Collected data
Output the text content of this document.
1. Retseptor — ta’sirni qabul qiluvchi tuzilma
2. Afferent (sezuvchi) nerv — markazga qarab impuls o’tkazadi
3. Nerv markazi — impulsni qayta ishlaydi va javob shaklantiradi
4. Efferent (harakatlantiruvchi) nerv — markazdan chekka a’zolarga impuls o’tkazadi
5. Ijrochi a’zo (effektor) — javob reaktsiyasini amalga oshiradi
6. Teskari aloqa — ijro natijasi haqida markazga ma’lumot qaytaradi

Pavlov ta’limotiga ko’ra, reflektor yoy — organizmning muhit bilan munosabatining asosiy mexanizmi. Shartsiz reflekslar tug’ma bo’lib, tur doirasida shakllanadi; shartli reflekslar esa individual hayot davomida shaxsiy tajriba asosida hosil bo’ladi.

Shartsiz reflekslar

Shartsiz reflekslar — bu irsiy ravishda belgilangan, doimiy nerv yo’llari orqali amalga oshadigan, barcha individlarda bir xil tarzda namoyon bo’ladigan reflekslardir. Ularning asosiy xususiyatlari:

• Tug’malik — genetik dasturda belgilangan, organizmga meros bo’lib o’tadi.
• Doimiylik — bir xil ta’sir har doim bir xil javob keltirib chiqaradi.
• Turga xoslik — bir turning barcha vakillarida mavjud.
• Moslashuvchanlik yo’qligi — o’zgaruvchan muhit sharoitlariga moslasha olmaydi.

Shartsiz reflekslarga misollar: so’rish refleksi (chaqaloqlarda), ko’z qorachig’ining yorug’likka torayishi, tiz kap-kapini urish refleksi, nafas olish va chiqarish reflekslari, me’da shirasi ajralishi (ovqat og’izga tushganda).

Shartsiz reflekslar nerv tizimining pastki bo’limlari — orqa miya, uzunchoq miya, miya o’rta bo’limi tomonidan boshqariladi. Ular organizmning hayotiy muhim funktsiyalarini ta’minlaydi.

Aim of the exercise:
The records above are to be repeated exactly, in their entirety.

Result for this task:
Output the text content of this document.
1. Retseptor — ta’sirni qabul qiluvchi tuzilma
2. Afferent (sezuvchi) nerv — markazga qarab impuls o’tkazadi
3. Nerv markazi — impulsni qayta ishlaydi va javob shaklantiradi
4. Efferent (harakatlantiruvchi) nerv — markazdan chekka a’zolarga impuls o’tkazadi
5. Ijrochi a’zo (effektor) — javob reaktsiyasini amalga oshiradi
6. Teskari aloqa — ijro natijasi haqida markazga ma’lumot qaytaradi

Pavlov ta’limotiga ko’ra, reflektor yoy — organizmning muhit bilan munosabatining asosiy mexanizmi. Shartsiz reflekslar tug’ma bo’lib, tur doirasida shakllanadi; shartli reflekslar esa individual hayot davomida shaxsiy tajriba asosida hosil bo’ladi.

Shartsiz reflekslar

Shartsiz reflekslar — bu irsiy ravishda belgilangan, doimiy nerv yo’llari orqali amalga oshadigan, barcha individlarda bir xil tarzda namoyon bo’ladigan reflekslardir. Ularning asosiy xususiyatlari:

• Tug’malik — genetik dasturda belgilangan, organizmga meros bo’lib o’tadi.
• Doimiylik — bir xil ta’sir har doim bir xil javob keltirib chiqaradi.
• Turga xoslik — bir turning barcha vakillarida mavjud.
• Moslashuvchanlik yo’qligi — o’zgaruvchan muhit sharoitlariga moslasha olmaydi.

Shartsiz reflekslarga misollar: so’rish refleksi (chaqaloqlarda), ko’z qorachig’ining yorug’likka torayishi, tiz kap-kapini urish refleksi, nafas olish va chiqarish reflekslari, me’da shirasi ajralishi (ovqat og’izga tushganda).

Shartsiz reflekslar nerv tizimining pastki bo’limlari — orqa miya, uzunchoq miya, miya o’rta bo’limi tomonidan boshqariladi. Ular organizmning hayotiy muhim funktsiyalarini ta’minlaydi.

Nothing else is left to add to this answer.